## Work to do
Assemble all lines in which the string "JSON" appears.

>> BEGIN Materials provided

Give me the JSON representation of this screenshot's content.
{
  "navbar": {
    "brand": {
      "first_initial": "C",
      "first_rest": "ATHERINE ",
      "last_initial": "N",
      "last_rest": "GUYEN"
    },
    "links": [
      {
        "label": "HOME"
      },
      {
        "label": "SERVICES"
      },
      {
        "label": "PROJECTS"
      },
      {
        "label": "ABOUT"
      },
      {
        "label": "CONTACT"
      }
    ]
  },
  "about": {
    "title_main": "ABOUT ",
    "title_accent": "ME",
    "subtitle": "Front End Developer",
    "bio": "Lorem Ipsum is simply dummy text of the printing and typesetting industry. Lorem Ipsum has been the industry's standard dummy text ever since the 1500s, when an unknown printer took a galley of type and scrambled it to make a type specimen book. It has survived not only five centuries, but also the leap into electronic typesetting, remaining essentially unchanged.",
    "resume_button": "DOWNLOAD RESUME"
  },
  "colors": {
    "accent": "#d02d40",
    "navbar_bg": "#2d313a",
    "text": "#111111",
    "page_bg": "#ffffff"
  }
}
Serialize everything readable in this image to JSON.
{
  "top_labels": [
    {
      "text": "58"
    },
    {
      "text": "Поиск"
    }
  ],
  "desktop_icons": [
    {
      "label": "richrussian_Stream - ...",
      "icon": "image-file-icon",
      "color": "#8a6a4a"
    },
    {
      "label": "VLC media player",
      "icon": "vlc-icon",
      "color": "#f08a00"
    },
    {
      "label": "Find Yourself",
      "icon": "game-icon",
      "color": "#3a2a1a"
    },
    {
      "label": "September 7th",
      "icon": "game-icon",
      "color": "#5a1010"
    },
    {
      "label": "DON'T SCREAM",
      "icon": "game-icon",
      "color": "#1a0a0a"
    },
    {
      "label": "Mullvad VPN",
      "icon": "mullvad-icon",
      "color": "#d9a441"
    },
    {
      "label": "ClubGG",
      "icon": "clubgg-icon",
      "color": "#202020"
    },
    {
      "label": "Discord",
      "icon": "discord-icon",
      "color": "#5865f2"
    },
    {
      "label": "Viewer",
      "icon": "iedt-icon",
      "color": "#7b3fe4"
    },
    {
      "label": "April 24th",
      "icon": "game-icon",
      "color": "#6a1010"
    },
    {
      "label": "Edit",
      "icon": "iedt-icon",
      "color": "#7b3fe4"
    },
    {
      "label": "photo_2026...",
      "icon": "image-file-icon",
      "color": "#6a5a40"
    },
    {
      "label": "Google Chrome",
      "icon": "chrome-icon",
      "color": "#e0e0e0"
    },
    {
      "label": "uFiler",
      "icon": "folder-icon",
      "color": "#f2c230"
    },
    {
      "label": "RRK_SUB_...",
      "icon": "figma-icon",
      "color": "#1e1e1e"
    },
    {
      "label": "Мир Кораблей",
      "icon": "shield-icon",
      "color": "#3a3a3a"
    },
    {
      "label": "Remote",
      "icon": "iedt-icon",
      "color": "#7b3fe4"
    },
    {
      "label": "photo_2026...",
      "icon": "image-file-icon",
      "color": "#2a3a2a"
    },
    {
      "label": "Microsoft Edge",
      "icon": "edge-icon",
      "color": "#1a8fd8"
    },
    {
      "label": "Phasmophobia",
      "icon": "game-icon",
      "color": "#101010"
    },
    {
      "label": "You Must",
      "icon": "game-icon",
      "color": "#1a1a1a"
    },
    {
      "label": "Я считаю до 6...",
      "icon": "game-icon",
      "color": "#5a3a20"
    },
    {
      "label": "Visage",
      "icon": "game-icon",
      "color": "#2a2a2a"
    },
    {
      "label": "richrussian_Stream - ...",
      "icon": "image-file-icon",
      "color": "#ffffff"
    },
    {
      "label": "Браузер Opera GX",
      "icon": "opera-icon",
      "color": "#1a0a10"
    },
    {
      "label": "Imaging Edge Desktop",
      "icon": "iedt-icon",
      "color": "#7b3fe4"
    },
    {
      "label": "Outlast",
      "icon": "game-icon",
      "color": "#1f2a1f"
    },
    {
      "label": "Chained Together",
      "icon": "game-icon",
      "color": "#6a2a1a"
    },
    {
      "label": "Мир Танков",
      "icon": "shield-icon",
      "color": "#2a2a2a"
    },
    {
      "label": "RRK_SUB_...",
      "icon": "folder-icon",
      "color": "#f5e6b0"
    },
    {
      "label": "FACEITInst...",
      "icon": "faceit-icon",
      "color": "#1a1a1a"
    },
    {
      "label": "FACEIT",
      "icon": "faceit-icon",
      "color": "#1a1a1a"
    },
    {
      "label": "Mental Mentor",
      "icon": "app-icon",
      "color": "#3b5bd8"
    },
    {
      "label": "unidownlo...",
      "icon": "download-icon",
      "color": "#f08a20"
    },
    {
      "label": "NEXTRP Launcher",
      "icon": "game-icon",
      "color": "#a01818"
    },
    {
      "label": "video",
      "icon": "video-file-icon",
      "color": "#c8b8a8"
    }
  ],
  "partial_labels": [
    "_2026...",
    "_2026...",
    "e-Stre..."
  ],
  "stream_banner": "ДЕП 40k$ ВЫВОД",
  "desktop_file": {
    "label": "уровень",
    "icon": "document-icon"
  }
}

>> END Materials provided

## Answer for the task
Give me the JSON representation of this screenshot's content.
Serialize everything readable in this image to JSON.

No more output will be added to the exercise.